# Records shown:

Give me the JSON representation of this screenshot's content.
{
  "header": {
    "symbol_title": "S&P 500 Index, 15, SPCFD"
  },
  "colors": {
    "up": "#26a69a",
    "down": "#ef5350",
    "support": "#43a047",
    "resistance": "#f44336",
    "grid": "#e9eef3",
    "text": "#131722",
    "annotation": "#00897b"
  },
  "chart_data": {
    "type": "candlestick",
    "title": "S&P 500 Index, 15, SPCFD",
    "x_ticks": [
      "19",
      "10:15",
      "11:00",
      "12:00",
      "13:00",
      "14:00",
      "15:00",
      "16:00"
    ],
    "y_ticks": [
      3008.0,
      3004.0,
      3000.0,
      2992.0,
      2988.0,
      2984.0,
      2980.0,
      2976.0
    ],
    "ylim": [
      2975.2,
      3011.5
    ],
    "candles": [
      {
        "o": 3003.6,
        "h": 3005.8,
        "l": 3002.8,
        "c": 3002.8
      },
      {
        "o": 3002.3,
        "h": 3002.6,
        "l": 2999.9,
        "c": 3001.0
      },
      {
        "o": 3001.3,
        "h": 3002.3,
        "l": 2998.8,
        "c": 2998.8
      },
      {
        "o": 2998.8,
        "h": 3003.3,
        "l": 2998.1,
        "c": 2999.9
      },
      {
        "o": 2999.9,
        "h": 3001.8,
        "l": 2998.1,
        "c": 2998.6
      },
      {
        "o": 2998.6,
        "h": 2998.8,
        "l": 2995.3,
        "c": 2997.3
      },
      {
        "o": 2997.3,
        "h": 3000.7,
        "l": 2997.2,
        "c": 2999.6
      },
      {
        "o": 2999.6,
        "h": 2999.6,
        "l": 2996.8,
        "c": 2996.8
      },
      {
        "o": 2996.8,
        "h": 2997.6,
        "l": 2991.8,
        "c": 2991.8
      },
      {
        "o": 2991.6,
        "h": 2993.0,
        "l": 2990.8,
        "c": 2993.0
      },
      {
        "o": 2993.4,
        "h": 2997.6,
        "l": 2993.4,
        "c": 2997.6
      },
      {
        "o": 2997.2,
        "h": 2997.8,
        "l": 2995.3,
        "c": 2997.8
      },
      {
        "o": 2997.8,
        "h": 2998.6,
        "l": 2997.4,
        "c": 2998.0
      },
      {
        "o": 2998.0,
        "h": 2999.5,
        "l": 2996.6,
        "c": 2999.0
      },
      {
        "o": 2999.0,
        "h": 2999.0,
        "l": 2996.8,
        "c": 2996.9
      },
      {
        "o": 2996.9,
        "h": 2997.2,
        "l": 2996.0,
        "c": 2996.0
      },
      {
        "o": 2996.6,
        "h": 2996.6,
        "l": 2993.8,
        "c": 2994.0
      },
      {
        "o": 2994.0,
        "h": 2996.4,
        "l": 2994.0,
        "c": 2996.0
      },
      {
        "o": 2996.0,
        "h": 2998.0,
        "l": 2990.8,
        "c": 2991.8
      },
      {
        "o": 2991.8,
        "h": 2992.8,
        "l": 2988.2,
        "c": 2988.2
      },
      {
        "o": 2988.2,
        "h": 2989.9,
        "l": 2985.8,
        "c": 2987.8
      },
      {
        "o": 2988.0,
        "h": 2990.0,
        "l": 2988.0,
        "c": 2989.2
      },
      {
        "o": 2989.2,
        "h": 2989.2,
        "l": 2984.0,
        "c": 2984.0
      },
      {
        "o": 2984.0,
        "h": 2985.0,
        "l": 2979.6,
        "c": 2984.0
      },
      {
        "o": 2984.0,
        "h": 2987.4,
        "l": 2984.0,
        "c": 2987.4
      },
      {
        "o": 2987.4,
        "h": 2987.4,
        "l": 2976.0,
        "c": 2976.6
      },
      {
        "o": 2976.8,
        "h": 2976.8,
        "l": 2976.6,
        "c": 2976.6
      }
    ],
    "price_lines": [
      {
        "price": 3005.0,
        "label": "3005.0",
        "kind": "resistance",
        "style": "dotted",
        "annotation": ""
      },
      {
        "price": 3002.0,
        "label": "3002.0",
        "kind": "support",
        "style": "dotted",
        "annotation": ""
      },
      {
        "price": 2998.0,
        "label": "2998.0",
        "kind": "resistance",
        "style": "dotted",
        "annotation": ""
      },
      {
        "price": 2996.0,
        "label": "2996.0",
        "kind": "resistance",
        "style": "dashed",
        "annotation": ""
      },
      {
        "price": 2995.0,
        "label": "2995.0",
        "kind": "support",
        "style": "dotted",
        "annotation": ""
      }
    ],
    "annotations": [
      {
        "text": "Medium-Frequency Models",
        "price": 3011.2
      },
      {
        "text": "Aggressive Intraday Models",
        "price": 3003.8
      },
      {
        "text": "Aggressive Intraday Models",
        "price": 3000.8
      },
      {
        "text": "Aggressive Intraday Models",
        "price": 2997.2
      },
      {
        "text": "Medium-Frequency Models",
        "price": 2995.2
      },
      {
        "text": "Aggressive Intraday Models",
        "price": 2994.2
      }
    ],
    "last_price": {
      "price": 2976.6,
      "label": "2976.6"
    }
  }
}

# Work to do:
Every record above needs to be repeated word for word.

# Output for this task:
Give me the JSON representation of this screenshot's content.
{
  "header": {
    "symbol_title": "S&P 500 Index, 15, SPCFD"
  },
  "colors": {
    "up": "#26a69a",
    "down": "#ef5350",
    "support": "#43a047",
    "resistance": "#f44336",
    "grid": "#e9eef3",
    "text": "#131722",
    "annotation": "#00897b"
  },
  "chart_data": {
    "type": "candlestick",
    "title": "S&P 500 Index, 15, SPCFD",
    "x_ticks": [
      "19",
      "10:15",
      "11:00",
      "12:00",
      "13:00",
      "14:00",
      "15:00",
      "16:00"
    ],
    "y_ticks": [
      3008.0,
      3004.0,
      3000.0,
      2992.0,
      2988.0,
      2984.0,
      2980.0,
      2976.0
    ],
    "ylim": [
      2975.2,
      3011.5
    ],
    "candles": [
      {
        "o": 3003.6,
        "h": 3005.8,
        "l": 3002.8,
        "c": 3002.8
      },
      {
        "o": 3002.3,
        "h": 3002.6,
        "l": 2999.9,
        "c": 3001.0
      },
      {
        "o": 3001.3,
        "h": 3002.3,
        "l": 2998.8,
        "c": 2998.8
      },
      {
        "o": 2998.8,
        "h": 3003.3,
        "l": 2998.1,
        "c": 2999.9
      },
      {
        "o": 2999.9,
        "h": 3001.8,
        "l": 2998.1,
        "c": 2998.6
      },
      {
        "o": 2998.6,
        "h": 2998.8,
        "l": 2995.3,
        "c": 2997.3
      },
      {
        "o": 2997.3,
        "h": 3000.7,
        "l": 2997.2,
        "c": 2999.6
      },
      {
        "o": 2999.6,
        "h": 2999.6,
        "l": 2996.8,
        "c": 2996.8
      },
      {
        "o": 2996.8,
        "h": 2997.6,
        "l": 2991.8,
        "c": 2991.8
      },
      {
        "o": 2991.6,
        "h": 2993.0,
        "l": 2990.8,
        "c": 2993.0
      },
      {
        "o": 2993.4,
        "h": 2997.6,
        "l": 2993.4,
        "c": 2997.6
      },
      {
        "o": 2997.2,
        "h": 2997.8,
        "l": 2995.3,
        "c": 2997.8
      },
      {
        "o": 2997.8,
        "h": 2998.6,
        "l": 2997.4,
        "c": 2998.0
      },
      {
        "o": 2998.0,
        "h": 2999.5,
        "l": 2996.6,
        "c": 2999.0
      },
      {
        "o": 2999.0,
        "h": 2999.0,
        "l": 2996.8,
        "c": 2996.9
      },
      {
        "o": 2996.9,
        "h": 2997.2,
        "l": 2996.0,
        "c": 2996.0
      },
      {
        "o": 2996.6,
        "h": 2996.6,
        "l": 2993.8,
        "c": 2994.0
      },
      {
        "o": 2994.0,
        "h": 2996.4,
        "l": 2994.0,
        "c": 2996.0
      },
      {
        "o": 2996.0,
        "h": 2998.0,
        "l": 2990.8,
        "c": 2991.8
      },
      {
        "o": 2991.8,
        "h": 2992.8,
        "l": 2988.2,
        "c": 2988.2
      },
      {
        "o": 2988.2,
        "h": 2989.9,
        "l": 2985.8,
        "c": 2987.8
      },
      {
        "o": 2988.0,
        "h": 2990.0,
        "l": 2988.0,
        "c": 2989.2
      },
      {
        "o": 2989.2,
        "h": 2989.2,
        "l": 2984.0,
        "c": 2984.0
      },
      {
        "o": 2984.0,
        "h": 2985.0,
        "l": 2979.6,
        "c": 2984.0
      },
      {
        "o": 2984.0,
        "h": 2987.4,
        "l": 2984.0,
        "c": 2987.4
      },
      {
        "o": 2987.4,
        "h": 2987.4,
        "l": 2976.0,
        "c": 2976.6
      },
      {
        "o": 2976.8,
        "h": 2976.8,
        "l": 2976.6,
        "c": 2976.6
      }
    ],
    "price_lines": [
      {
        "price": 3005.0,
        "label": "3005.0",
        "kind": "resistance",
        "style": "dotted",
        "annotation": ""
      },
      {
        "price": 3002.0,
        "label": "3002.0",
        "kind": "support",
        "style": "dotted",
        "annotation": ""
      },
      {
        "price": 2998.0,
        "label": "2998.0",
        "kind": "resistance",
        "style": "dotted",
        "annotation": ""
      },
      {
        "price": 2996.0,
        "label": "2996.0",
        "kind": "resistance",
        "style": "dashed",
        "annotation": ""
      },
      {
        "price": 2995.0,
        "label": "2995.0",
        "kind": "support",
        "style": "dotted",
        "annotation": ""
      }
    ],
    "annotations": [
      {
        "text": "Medium-Frequency Models",
        "price": 3011.2
      },
      {
        "text": "Aggressive Intraday Models",
        "price": 3003.8
      },
      {
        "text": "Aggressive Intraday Models",
        "price": 3000.8
      },
      {
        "text": "Aggressive Intraday Models",
        "price": 2997.2
      },
      {
        "text": "Medium-Frequency Models",
        "price": 2995.2
      },
      {
        "text": "Aggressive Intraday Models",
        "price": 2994.2
      }
    ],
    "last_price": {
      "price": 2976.6,
      "label": "2976.6"
    }
  }
}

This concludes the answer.